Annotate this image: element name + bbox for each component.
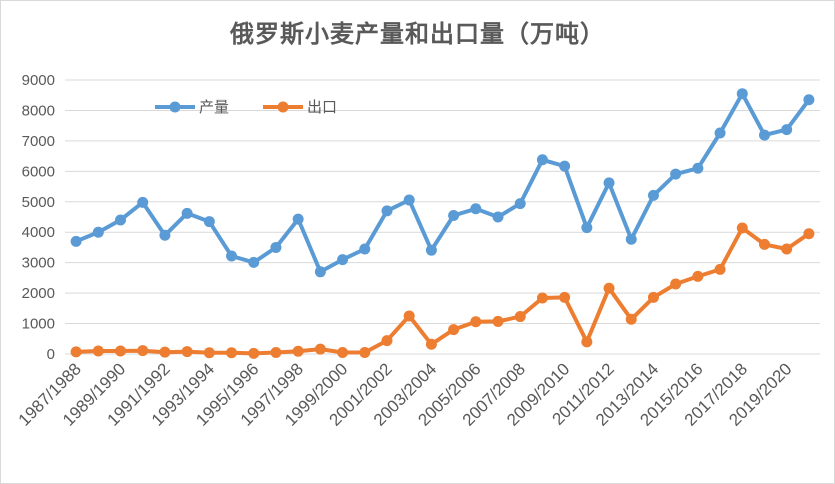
y-tick-label: 2000 <box>22 285 55 302</box>
data-point <box>692 270 704 282</box>
y-tick-label: 0 <box>47 346 55 363</box>
legend-label: 出口 <box>307 98 337 116</box>
data-point <box>181 346 193 358</box>
data-point <box>248 256 260 268</box>
data-point <box>403 194 415 206</box>
data-point <box>714 263 726 275</box>
data-point <box>226 347 238 359</box>
data-point <box>803 94 815 106</box>
legend-label: 产量 <box>199 98 229 116</box>
data-point <box>226 250 238 262</box>
series-line-2 <box>74 226 811 356</box>
y-tick-label: 9000 <box>22 72 55 89</box>
chart-title: 俄罗斯小麦产量和出口量（万吨） <box>230 20 605 48</box>
data-point <box>803 228 815 240</box>
data-point <box>736 88 748 100</box>
data-point <box>425 338 437 350</box>
y-tick-label: 1000 <box>22 316 55 333</box>
data-point <box>758 238 770 250</box>
data-point <box>625 313 637 325</box>
data-point <box>181 207 193 219</box>
data-point <box>492 315 504 327</box>
data-point <box>425 244 437 256</box>
data-point <box>647 189 659 201</box>
data-point <box>92 226 104 238</box>
y-tick-label: 8000 <box>22 102 55 119</box>
data-point <box>781 243 793 255</box>
y-tick-label: 3000 <box>22 255 55 272</box>
y-tick-label: 5000 <box>22 194 55 211</box>
data-point <box>448 209 460 221</box>
series-line-1 <box>74 91 811 274</box>
data-point <box>758 129 770 141</box>
data-point <box>115 214 127 226</box>
data-point <box>159 229 171 241</box>
data-point <box>647 291 659 303</box>
legend-marker <box>169 101 181 113</box>
data-point <box>270 346 282 358</box>
legend-marker <box>277 101 289 113</box>
data-point <box>536 154 548 166</box>
data-point <box>670 168 682 180</box>
data-point <box>714 127 726 139</box>
data-point <box>603 282 615 294</box>
data-point <box>536 292 548 304</box>
data-point <box>470 316 482 328</box>
data-point <box>292 213 304 225</box>
data-point <box>670 278 682 290</box>
data-point <box>70 235 82 247</box>
data-point <box>581 222 593 234</box>
data-point <box>781 124 793 136</box>
y-tick-label: 4000 <box>22 224 55 241</box>
data-point <box>337 346 349 358</box>
data-point <box>559 291 571 303</box>
y-tick-label: 6000 <box>22 163 55 180</box>
data-point <box>314 266 326 278</box>
data-point <box>248 347 260 359</box>
data-point <box>514 198 526 210</box>
data-point <box>381 335 393 347</box>
data-point <box>92 345 104 357</box>
y-tick-label: 7000 <box>22 133 55 150</box>
data-point <box>359 346 371 358</box>
data-point <box>603 177 615 189</box>
data-point <box>559 160 571 172</box>
data-point <box>736 222 748 234</box>
data-point <box>137 345 149 357</box>
data-point <box>292 345 304 357</box>
data-point <box>137 196 149 208</box>
data-point <box>337 254 349 266</box>
data-point <box>270 241 282 253</box>
data-point <box>314 343 326 355</box>
data-point <box>359 243 371 255</box>
data-point <box>403 310 415 322</box>
data-point <box>203 216 215 228</box>
data-point <box>514 311 526 323</box>
data-point <box>492 211 504 223</box>
data-point <box>625 233 637 245</box>
data-point <box>581 336 593 348</box>
data-point <box>70 346 82 358</box>
data-point <box>381 205 393 217</box>
data-point <box>470 203 482 215</box>
data-point <box>692 162 704 174</box>
data-point <box>448 324 460 336</box>
data-point <box>159 346 171 358</box>
data-point <box>203 347 215 359</box>
data-point <box>115 345 127 357</box>
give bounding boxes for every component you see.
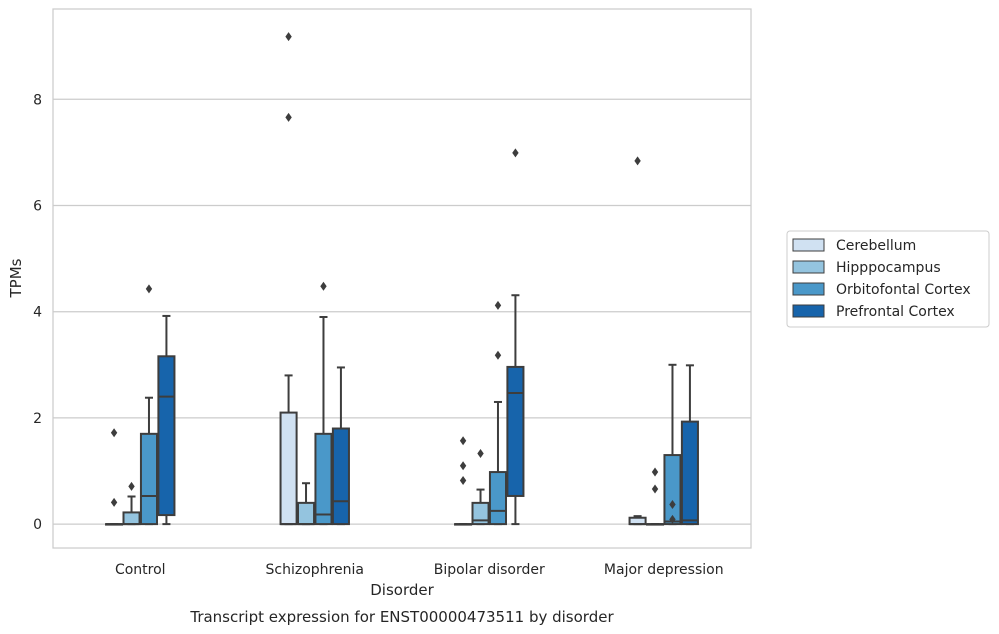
================
◆ To do
Copy all of the lines above word for word, leaving out the pictures.

◆ Finished task
Annotate this image: element name + bbox for each component.
y-tick-label: 2000 <box>22 285 55 302</box>
data-point <box>692 270 704 282</box>
y-tick-label: 0 <box>47 346 55 363</box>
legend-label: 出口 <box>307 98 337 116</box>
data-point <box>181 346 193 358</box>
data-point <box>248 256 260 268</box>
data-point <box>403 194 415 206</box>
data-point <box>714 263 726 275</box>
data-point <box>226 347 238 359</box>
data-point <box>803 94 815 106</box>
legend-label: 产量 <box>199 98 229 116</box>
data-point <box>226 250 238 262</box>
series-line-2 <box>74 226 811 356</box>
y-tick-label: 9000 <box>22 72 55 89</box>
chart-title: 俄罗斯小麦产量和出口量（万吨） <box>230 20 605 48</box>
data-point <box>803 228 815 240</box>
data-point <box>736 88 748 100</box>
data-point <box>425 338 437 350</box>
y-tick-label: 1000 <box>22 316 55 333</box>
data-point <box>758 238 770 250</box>
data-point <box>625 313 637 325</box>
data-point <box>181 207 193 219</box>
data-point <box>492 315 504 327</box>
data-point <box>425 244 437 256</box>
data-point <box>647 189 659 201</box>
data-point <box>92 226 104 238</box>
y-tick-label: 8000 <box>22 102 55 119</box>
data-point <box>781 243 793 255</box>
y-tick-label: 3000 <box>22 255 55 272</box>
y-tick-label: 5000 <box>22 194 55 211</box>
data-point <box>448 209 460 221</box>
series-line-1 <box>74 91 811 274</box>
data-point <box>758 129 770 141</box>
data-point <box>115 214 127 226</box>
data-point <box>159 229 171 241</box>
data-point <box>647 291 659 303</box>
legend-marker <box>169 101 181 113</box>
data-point <box>270 346 282 358</box>
legend-marker <box>277 101 289 113</box>
data-point <box>536 154 548 166</box>
data-point <box>670 168 682 180</box>
data-point <box>714 127 726 139</box>
data-point <box>603 282 615 294</box>
data-point <box>536 292 548 304</box>
data-point <box>470 316 482 328</box>
data-point <box>292 213 304 225</box>
data-point <box>670 278 682 290</box>
data-point <box>70 235 82 247</box>
data-point <box>581 222 593 234</box>
data-point <box>781 124 793 136</box>
y-tick-label: 4000 <box>22 224 55 241</box>
data-point <box>337 346 349 358</box>
data-point <box>559 291 571 303</box>
y-tick-label: 6000 <box>22 163 55 180</box>
data-point <box>314 266 326 278</box>
data-point <box>248 347 260 359</box>
data-point <box>514 198 526 210</box>
data-point <box>381 335 393 347</box>
data-point <box>92 345 104 357</box>
y-tick-label: 7000 <box>22 133 55 150</box>
data-point <box>359 346 371 358</box>
data-point <box>603 177 615 189</box>
data-point <box>559 160 571 172</box>
data-point <box>736 222 748 234</box>
data-point <box>137 345 149 357</box>
data-point <box>292 345 304 357</box>
data-point <box>137 196 149 208</box>
data-point <box>337 254 349 266</box>
data-point <box>270 241 282 253</box>
data-point <box>314 343 326 355</box>
data-point <box>359 243 371 255</box>
data-point <box>403 310 415 322</box>
data-point <box>203 216 215 228</box>
data-point <box>514 311 526 323</box>
data-point <box>492 211 504 223</box>
data-point <box>625 233 637 245</box>
data-point <box>581 336 593 348</box>
data-point <box>70 346 82 358</box>
data-point <box>381 205 393 217</box>
data-point <box>470 203 482 215</box>
data-point <box>692 162 704 174</box>
data-point <box>448 324 460 336</box>
data-point <box>159 346 171 358</box>
data-point <box>203 347 215 359</box>
data-point <box>115 345 127 357</box>
give bounding boxes for every component you see.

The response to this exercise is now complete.